**Work to be completed**
Below are the records; copy each line in them that holds the word "Sverige".

(Excerpts from a dataset)
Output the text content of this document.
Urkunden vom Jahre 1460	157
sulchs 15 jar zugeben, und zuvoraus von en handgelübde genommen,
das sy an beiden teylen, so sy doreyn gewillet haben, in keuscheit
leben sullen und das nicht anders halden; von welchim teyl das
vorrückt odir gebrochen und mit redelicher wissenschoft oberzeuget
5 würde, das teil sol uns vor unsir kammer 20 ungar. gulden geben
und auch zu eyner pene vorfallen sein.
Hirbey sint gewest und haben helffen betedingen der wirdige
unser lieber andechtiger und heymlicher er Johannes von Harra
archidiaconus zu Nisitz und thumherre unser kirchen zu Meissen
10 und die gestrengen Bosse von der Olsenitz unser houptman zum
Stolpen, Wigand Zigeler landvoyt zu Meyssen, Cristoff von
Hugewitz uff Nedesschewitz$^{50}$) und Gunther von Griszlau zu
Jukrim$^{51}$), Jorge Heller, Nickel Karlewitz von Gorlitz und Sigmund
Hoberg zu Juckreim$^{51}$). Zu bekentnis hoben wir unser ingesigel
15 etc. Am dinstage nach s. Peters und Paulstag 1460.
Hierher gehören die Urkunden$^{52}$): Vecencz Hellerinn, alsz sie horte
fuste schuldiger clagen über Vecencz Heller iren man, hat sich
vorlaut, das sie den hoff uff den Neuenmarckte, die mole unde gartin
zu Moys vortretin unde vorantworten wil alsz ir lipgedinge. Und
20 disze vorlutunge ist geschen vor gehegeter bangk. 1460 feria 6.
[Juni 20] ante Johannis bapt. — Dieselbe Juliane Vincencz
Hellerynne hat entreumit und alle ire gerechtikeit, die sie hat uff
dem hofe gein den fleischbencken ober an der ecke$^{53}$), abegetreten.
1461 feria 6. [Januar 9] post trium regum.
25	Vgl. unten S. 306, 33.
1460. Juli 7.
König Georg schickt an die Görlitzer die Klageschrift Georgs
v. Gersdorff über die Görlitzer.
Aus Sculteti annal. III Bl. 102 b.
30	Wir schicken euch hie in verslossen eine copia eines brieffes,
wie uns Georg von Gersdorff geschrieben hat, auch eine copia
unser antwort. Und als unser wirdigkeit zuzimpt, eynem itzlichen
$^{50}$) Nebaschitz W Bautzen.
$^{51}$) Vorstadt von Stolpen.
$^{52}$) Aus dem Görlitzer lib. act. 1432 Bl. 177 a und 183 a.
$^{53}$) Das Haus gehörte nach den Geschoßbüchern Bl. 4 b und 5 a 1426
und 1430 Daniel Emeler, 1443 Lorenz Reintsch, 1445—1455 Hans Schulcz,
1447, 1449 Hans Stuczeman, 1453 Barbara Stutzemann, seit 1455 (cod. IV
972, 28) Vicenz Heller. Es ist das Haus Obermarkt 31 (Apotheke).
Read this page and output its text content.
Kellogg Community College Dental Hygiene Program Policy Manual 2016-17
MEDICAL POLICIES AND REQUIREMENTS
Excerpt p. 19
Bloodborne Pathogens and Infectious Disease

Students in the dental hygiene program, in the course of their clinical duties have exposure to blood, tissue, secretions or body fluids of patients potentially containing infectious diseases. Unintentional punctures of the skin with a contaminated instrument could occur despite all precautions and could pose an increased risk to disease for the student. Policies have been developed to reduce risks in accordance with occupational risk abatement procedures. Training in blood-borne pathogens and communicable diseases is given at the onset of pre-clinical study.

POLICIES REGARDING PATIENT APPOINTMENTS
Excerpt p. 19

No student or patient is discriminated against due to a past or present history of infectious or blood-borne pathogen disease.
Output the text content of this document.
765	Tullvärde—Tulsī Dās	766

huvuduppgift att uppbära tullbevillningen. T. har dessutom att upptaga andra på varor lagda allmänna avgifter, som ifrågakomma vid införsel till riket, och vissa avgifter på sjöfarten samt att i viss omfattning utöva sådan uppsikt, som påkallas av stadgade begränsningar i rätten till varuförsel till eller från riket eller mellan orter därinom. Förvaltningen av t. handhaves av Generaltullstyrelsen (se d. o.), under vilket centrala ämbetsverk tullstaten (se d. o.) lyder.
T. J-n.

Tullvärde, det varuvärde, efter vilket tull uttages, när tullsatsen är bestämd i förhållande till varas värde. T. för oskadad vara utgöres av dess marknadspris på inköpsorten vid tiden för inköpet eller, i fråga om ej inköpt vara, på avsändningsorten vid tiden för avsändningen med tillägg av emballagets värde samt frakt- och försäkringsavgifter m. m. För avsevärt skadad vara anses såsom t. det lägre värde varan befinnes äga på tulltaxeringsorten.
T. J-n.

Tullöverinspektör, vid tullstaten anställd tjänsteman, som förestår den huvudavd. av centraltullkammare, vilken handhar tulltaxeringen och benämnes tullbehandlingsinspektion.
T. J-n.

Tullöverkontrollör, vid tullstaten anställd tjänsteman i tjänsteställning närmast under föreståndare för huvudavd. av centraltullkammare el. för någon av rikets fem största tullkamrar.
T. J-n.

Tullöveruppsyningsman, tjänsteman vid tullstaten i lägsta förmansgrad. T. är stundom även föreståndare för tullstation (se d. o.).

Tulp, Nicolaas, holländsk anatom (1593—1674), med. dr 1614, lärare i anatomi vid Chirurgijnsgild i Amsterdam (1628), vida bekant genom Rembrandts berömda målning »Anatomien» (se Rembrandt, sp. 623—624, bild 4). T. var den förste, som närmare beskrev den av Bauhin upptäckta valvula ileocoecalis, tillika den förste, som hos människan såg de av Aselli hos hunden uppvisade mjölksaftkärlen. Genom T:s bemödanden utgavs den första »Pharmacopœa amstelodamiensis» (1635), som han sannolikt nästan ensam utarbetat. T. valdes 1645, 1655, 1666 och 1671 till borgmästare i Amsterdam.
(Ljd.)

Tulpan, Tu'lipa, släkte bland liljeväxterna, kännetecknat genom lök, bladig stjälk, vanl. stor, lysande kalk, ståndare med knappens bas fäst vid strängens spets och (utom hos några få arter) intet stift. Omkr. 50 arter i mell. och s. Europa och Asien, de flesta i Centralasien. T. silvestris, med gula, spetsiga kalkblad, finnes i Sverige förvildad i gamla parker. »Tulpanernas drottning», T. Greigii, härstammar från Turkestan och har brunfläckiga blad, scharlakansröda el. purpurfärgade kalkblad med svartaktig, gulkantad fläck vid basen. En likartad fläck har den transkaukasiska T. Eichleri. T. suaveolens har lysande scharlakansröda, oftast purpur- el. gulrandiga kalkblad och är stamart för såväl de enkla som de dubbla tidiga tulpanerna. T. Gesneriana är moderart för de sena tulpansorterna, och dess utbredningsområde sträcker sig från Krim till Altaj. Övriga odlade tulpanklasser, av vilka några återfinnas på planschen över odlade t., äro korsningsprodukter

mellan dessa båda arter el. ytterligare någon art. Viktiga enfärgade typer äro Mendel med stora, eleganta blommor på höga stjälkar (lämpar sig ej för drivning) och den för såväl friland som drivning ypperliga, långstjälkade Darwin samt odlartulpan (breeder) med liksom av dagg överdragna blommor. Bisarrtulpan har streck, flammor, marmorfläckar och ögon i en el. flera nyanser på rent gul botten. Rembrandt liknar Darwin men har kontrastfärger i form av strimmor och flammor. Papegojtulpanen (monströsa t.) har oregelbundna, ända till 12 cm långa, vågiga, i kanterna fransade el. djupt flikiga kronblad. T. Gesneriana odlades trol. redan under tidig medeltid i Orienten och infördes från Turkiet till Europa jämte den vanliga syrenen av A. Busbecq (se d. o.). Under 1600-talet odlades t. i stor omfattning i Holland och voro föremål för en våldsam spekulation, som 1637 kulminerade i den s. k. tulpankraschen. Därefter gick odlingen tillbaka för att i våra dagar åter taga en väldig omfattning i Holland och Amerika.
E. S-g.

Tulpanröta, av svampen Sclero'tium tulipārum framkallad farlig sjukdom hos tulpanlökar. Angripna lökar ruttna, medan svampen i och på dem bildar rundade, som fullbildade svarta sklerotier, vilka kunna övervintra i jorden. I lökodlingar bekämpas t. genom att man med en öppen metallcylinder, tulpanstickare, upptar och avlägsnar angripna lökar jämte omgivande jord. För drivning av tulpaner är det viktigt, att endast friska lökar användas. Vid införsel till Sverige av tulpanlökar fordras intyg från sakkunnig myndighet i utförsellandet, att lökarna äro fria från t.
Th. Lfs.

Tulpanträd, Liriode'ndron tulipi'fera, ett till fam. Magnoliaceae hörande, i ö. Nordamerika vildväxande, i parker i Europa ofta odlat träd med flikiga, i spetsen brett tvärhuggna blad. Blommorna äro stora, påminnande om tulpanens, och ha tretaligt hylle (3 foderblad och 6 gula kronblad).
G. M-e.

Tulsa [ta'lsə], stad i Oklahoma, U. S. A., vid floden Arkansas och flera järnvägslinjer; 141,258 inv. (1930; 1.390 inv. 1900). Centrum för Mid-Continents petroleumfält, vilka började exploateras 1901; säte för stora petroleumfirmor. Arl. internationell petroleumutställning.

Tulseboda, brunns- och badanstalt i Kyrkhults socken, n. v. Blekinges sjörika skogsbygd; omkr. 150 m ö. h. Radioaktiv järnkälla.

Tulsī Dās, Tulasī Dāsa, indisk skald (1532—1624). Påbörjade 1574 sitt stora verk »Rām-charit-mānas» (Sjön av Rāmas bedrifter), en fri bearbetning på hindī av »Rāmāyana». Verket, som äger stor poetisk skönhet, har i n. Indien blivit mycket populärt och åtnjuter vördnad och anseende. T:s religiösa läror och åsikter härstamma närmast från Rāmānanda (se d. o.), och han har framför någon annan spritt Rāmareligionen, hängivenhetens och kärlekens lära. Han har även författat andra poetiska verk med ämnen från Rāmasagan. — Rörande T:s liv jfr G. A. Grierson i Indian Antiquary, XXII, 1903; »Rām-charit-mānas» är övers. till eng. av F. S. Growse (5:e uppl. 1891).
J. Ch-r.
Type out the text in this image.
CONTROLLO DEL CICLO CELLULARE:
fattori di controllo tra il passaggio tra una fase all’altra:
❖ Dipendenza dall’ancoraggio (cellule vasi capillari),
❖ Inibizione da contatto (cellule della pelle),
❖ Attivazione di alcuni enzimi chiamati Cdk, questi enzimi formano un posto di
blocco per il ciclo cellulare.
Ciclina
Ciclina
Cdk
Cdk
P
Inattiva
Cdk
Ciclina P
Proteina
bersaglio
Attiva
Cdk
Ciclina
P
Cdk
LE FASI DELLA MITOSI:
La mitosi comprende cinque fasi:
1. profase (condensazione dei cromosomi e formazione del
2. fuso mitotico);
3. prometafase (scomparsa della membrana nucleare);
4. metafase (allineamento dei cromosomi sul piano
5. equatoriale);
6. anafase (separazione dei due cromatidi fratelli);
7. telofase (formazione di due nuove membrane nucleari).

**Response below**
Tulpan, Tu'lipa, släkte bland liljeväxterna, kännetecknat genom lök, bladig stjälk, vanl. stor, lysande kalk, ståndare med knappens bas fäst vid strängens spets och (utom hos några få arter) intet stift. Omkr. 50 arter i mell. och s. Europa och Asien, de flesta i Centralasien. T. silvestris, med gula, spetsiga kalkblad, finnes i Sverige förvildad i gamla parker. »Tulpanernas drottning», T. Greigii, härstammar från Turkestan och har brunfläckiga blad, scharlakansröda el. purpurfärgade kalkblad med svartaktig, gulkantad fläck vid basen. En likartad fläck har den transkaukasiska T. Eichleri. T. suaveolens har lysande scharlakansröda, oftast purpur- el. gulrandiga kalkblad och är stamart för såväl de enkla som de dubbla tidiga tulpanerna. T. Gesneriana är moderart för de sena tulpansorterna, och dess utbredningsområde sträcker sig från Krim till Altaj. Övriga odlade tulpanklasser, av vilka några återfinnas på planschen över odlade t., äro korsningsprodukter
Tulpanröta, av svampen Sclero'tium tulipārum framkallad farlig sjukdom hos tulpanlökar. Angripna lökar ruttna, medan svampen i och på dem bildar rundade, som fullbildade svarta sklerotier, vilka kunna övervintra i jorden. I lökodlingar bekämpas t. genom att man med en öppen metallcylinder, tulpanstickare, upptar och avlägsnar angripna lökar jämte omgivande jord. För drivning av tulpaner är det viktigt, att endast friska lökar användas. Vid införsel till Sverige av tulpanlökar fordras intyg från sakkunnig myndighet i utförsellandet, att lökarna äro fria från t.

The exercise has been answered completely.